== Written problem ==
Can the data below be set down again exactly, line for line?

== Record set ==
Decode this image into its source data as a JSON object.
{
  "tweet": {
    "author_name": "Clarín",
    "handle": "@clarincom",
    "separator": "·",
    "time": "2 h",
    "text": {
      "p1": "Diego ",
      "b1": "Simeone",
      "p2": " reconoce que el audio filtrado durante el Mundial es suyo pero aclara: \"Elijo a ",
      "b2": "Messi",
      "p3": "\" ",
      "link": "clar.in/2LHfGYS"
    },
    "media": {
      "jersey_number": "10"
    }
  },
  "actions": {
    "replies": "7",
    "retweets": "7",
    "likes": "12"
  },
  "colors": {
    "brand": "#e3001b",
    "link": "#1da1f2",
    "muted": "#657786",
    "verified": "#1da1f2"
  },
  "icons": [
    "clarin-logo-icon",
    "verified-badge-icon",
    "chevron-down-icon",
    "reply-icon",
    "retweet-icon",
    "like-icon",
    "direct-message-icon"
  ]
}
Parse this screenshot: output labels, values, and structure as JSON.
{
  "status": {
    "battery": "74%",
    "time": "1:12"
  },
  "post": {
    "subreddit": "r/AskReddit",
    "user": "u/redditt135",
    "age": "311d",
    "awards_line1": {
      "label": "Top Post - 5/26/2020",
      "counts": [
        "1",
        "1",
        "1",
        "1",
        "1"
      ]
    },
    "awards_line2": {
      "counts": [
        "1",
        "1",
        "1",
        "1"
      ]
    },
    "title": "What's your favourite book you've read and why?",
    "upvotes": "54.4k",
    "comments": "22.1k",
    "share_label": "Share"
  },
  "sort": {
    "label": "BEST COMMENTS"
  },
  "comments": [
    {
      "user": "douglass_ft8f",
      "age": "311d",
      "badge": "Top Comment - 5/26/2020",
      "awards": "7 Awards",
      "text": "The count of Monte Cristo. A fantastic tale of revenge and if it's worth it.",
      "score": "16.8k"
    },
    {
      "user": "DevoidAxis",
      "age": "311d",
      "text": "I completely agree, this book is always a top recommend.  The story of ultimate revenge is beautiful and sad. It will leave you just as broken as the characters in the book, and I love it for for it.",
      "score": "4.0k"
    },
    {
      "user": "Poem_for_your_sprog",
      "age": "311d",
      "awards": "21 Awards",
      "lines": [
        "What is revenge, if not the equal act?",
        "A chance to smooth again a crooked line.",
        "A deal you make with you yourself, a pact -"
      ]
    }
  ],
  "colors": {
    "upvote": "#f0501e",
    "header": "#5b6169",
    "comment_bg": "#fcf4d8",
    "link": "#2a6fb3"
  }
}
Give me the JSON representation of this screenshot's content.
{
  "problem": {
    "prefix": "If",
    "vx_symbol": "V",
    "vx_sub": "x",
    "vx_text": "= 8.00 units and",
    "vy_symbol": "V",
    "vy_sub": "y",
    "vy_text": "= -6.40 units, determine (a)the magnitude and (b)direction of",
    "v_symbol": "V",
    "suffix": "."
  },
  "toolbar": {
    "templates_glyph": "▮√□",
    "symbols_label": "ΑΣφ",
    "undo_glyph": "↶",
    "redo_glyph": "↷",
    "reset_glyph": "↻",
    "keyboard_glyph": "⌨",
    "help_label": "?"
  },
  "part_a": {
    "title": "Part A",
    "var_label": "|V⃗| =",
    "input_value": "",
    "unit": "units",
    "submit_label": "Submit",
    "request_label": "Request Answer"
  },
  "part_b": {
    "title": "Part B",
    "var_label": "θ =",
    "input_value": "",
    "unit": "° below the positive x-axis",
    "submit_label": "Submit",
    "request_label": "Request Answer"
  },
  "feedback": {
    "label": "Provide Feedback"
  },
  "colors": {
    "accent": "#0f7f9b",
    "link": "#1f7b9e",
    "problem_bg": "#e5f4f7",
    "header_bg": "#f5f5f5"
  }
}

== Result ==
Decode this image into its source data as a JSON object.
{
  "tweet": {
    "author_name": "Clarín",
    "handle": "@clarincom",
    "separator": "·",
    "time": "2 h",
    "text": {
      "p1": "Diego ",
      "b1": "Simeone",
      "p2": " reconoce que el audio filtrado durante el Mundial es suyo pero aclara: \"Elijo a ",
      "b2": "Messi",
      "p3": "\" ",
      "link": "clar.in/2LHfGYS"
    },
    "media": {
      "jersey_number": "10"
    }
  },
  "actions": {
    "replies": "7",
    "retweets": "7",
    "likes": "12"
  },
  "colors": {
    "brand": "#e3001b",
    "link": "#1da1f2",
    "muted": "#657786",
    "verified": "#1da1f2"
  },
  "icons": [
    "clarin-logo-icon",
    "verified-badge-icon",
    "chevron-down-icon",
    "reply-icon",
    "retweet-icon",
    "like-icon",
    "direct-message-icon"
  ]
}
Parse this screenshot: output labels, values, and structure as JSON.
{
  "status": {
    "battery": "74%",
    "time": "1:12"
  },
  "post": {
    "subreddit": "r/AskReddit",
    "user": "u/redditt135",
    "age": "311d",
    "awards_line1": {
      "label": "Top Post - 5/26/2020",
      "counts": [
        "1",
        "1",
        "1",
        "1",
        "1"
      ]
    },
    "awards_line2": {
      "counts": [
        "1",
        "1",
        "1",
        "1"
      ]
    },
    "title": "What's your favourite book you've read and why?",
    "upvotes": "54.4k",
    "comments": "22.1k",
    "share_label": "Share"
  },
  "sort": {
    "label": "BEST COMMENTS"
  },
  "comments": [
    {
      "user": "douglass_ft8f",
      "age": "311d",
      "badge": "Top Comment - 5/26/2020",
      "awards": "7 Awards",
      "text": "The count of Monte Cristo. A fantastic tale of revenge and if it's worth it.",
      "score": "16.8k"
    },
    {
      "user": "DevoidAxis",
      "age": "311d",
      "text": "I completely agree, this book is always a top recommend.  The story of ultimate revenge is beautiful and sad. It will leave you just as broken as the characters in the book, and I love it for for it.",
      "score": "4.0k"
    },
    {
      "user": "Poem_for_your_sprog",
      "age": "311d",
      "awards": "21 Awards",
      "lines": [
        "What is revenge, if not the equal act?",
        "A chance to smooth again a crooked line.",
        "A deal you make with you yourself, a pact -"
      ]
    }
  ],
  "colors": {
    "upvote": "#f0501e",
    "header": "#5b6169",
    "comment_bg": "#fcf4d8",
    "link": "#2a6fb3"
  }
}
Give me the JSON representation of this screenshot's content.
{
  "problem": {
    "prefix": "If",
    "vx_symbol": "V",
    "vx_sub": "x",
    "vx_text": "= 8.00 units and",
    "vy_symbol": "V",
    "vy_sub": "y",
    "vy_text": "= -6.40 units, determine (a)the magnitude and (b)direction of",
    "v_symbol": "V",
    "suffix": "."
  },
  "toolbar": {
    "templates_glyph": "▮√□",
    "symbols_label": "ΑΣφ",
    "undo_glyph": "↶",
    "redo_glyph": "↷",
    "reset_glyph": "↻",
    "keyboard_glyph": "⌨",
    "help_label": "?"
  },
  "part_a": {
    "title": "Part A",
    "var_label": "|V⃗| =",
    "input_value": "",
    "unit": "units",
    "submit_label": "Submit",
    "request_label": "Request Answer"
  },
  "part_b": {
    "title": "Part B",
    "var_label": "θ =",
    "input_value": "",
    "unit": "° below the positive x-axis",
    "submit_label": "Submit",
    "request_label": "Request Answer"
  },
  "feedback": {
    "label": "Provide Feedback"
  },
  "colors": {
    "accent": "#0f7f9b",
    "link": "#1f7b9e",
    "problem_bg": "#e5f4f7",
    "header_bg": "#f5f5f5"
  }
}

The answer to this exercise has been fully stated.